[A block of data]
━━━━━━
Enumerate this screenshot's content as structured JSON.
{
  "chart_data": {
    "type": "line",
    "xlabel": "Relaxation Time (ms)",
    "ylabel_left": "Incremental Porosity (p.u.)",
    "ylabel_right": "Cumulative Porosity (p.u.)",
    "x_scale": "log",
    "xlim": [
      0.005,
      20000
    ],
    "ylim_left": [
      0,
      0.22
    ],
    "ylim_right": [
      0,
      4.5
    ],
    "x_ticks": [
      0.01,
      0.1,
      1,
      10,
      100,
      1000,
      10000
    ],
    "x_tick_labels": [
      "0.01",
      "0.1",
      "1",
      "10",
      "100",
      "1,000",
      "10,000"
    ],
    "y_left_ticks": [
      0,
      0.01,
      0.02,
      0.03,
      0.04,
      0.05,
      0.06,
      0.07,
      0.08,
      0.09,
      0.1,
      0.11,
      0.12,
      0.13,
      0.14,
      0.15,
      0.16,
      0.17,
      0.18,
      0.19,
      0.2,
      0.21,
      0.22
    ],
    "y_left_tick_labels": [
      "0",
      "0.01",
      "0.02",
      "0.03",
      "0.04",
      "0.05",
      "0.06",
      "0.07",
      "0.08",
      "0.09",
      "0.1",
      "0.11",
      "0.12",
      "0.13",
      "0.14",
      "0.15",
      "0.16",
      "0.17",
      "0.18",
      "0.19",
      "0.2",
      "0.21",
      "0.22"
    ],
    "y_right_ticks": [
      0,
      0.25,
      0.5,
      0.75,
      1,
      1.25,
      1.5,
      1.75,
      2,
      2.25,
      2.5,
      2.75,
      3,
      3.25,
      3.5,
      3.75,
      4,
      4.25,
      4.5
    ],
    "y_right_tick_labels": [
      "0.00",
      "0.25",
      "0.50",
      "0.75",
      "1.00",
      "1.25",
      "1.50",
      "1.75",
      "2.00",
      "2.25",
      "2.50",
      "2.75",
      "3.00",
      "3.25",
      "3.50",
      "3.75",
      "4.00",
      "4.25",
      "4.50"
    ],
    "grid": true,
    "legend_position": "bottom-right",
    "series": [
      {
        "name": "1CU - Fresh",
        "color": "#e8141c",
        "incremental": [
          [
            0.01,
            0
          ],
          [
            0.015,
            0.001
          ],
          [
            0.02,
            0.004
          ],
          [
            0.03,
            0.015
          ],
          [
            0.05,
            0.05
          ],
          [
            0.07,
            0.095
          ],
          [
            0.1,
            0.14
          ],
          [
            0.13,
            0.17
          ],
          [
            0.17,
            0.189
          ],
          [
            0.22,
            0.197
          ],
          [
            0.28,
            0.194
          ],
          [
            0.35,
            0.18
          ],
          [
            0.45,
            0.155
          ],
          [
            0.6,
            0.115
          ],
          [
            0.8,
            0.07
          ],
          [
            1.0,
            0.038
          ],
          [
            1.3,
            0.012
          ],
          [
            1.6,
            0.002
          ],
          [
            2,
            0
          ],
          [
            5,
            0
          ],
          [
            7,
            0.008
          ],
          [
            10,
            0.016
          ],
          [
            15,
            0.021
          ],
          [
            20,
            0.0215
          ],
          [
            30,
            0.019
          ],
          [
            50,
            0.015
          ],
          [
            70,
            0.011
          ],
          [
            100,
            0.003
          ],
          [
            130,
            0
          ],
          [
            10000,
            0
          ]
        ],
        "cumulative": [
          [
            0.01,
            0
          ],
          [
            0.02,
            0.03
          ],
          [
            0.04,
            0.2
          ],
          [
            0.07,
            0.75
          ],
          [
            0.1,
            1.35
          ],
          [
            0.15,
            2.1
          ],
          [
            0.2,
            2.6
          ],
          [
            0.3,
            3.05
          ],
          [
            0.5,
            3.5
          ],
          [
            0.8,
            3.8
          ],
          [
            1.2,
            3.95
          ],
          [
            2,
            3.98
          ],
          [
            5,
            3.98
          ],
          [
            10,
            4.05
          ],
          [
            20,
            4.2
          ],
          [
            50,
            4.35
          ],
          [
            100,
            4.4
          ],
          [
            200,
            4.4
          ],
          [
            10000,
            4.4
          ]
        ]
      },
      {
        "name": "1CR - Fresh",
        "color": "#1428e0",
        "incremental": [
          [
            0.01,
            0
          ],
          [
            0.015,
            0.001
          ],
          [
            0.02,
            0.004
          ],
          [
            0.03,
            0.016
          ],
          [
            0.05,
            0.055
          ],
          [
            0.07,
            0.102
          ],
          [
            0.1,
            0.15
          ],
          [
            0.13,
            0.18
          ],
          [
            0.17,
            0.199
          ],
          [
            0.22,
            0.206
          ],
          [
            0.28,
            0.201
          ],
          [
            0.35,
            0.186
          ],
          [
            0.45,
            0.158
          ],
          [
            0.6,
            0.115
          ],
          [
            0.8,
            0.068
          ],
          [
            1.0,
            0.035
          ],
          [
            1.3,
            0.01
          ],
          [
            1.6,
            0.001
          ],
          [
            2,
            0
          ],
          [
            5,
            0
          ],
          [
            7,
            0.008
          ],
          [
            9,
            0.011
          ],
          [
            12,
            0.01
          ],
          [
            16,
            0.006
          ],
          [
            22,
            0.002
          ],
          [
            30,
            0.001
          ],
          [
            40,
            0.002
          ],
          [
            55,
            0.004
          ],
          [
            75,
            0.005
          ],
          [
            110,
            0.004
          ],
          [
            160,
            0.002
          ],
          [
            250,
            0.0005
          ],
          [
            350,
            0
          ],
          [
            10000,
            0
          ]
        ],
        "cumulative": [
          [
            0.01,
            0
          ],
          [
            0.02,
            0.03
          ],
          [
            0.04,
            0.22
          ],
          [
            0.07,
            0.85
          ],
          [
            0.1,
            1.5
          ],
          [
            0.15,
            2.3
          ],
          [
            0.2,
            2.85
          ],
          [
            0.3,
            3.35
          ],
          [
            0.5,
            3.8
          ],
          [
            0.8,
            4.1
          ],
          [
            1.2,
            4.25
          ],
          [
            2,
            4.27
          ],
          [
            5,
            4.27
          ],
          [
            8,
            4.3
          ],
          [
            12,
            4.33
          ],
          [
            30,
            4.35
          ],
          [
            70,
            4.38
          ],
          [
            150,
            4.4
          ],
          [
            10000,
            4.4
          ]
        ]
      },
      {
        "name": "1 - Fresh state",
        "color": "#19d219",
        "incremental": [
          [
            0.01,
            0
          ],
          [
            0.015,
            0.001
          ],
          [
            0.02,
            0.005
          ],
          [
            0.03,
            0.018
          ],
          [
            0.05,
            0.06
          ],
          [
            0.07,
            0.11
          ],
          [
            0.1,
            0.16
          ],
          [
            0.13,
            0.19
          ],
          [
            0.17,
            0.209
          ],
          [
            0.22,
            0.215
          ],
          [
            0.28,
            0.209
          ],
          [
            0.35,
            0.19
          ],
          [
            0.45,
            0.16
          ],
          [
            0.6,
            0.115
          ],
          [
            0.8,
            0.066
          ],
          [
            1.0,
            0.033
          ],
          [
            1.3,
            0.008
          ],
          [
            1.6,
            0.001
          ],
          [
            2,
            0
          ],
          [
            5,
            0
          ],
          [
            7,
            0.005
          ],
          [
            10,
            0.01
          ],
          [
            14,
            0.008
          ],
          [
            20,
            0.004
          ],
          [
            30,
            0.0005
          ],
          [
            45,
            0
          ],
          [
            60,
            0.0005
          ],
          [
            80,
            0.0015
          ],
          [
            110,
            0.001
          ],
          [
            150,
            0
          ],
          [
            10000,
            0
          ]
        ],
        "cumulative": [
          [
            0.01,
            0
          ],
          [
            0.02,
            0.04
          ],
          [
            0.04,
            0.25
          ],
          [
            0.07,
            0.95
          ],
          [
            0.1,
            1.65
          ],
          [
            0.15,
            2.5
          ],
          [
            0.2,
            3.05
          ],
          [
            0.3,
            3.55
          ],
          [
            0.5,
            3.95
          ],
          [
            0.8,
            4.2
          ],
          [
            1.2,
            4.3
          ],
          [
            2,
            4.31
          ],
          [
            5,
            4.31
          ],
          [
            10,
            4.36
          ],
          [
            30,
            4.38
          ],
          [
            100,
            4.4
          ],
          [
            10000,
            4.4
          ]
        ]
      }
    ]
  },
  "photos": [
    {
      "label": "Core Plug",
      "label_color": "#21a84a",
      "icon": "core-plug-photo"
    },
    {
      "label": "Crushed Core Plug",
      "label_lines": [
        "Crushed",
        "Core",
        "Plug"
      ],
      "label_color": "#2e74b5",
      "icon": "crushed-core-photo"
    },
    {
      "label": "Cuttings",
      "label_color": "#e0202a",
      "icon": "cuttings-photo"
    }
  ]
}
━━━━━━
SET PROBLEM: Pick out each line that holds the string "Porosity".

EXERCISE RESPONSE:
    "ylabel_left": "Incremental Porosity (p.u.)",
    "ylabel_right": "Cumulative Porosity (p.u.)",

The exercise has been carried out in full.